Data shown:
* * * *

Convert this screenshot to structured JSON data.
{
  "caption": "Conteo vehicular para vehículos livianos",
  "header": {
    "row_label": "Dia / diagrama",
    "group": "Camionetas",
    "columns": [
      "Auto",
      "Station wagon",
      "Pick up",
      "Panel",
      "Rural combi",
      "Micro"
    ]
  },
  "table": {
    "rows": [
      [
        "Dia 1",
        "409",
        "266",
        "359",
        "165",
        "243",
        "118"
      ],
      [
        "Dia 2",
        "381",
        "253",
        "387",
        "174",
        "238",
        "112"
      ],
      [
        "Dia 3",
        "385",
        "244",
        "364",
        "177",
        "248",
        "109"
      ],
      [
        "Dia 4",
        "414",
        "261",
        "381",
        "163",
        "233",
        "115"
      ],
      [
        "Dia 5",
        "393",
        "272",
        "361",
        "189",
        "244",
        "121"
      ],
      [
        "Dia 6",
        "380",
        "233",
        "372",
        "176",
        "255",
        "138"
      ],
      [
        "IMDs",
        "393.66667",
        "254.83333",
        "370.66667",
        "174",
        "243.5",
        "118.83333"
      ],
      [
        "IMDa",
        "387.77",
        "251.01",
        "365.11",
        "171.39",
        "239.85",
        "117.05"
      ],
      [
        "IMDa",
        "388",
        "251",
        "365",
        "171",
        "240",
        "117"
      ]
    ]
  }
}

* * * *

Exercise details:
Retype every entry above, word for word.

Solution to this task:
Convert this screenshot to structured JSON data.
{
  "caption": "Conteo vehicular para vehículos livianos",
  "header": {
    "row_label": "Dia / diagrama",
    "group": "Camionetas",
    "columns": [
      "Auto",
      "Station wagon",
      "Pick up",
      "Panel",
      "Rural combi",
      "Micro"
    ]
  },
  "table": {
    "rows": [
      [
        "Dia 1",
        "409",
        "266",
        "359",
        "165",
        "243",
        "118"
      ],
      [
        "Dia 2",
        "381",
        "253",
        "387",
        "174",
        "238",
        "112"
      ],
      [
        "Dia 3",
        "385",
        "244",
        "364",
        "177",
        "248",
        "109"
      ],
      [
        "Dia 4",
        "414",
        "261",
        "381",
        "163",
        "233",
        "115"
      ],
      [
        "Dia 5",
        "393",
        "272",
        "361",
        "189",
        "244",
        "121"
      ],
      [
        "Dia 6",
        "380",
        "233",
        "372",
        "176",
        "255",
        "138"
      ],
      [
        "IMDs",
        "393.66667",
        "254.83333",
        "370.66667",
        "174",
        "243.5",
        "118.83333"
      ],
      [
        "IMDa",
        "387.77",
        "251.01",
        "365.11",
        "171.39",
        "239.85",
        "117.05"
      ],
      [
        "IMDa",
        "388",
        "251",
        "365",
        "171",
        "240",
        "117"
      ]
    ]
  }
}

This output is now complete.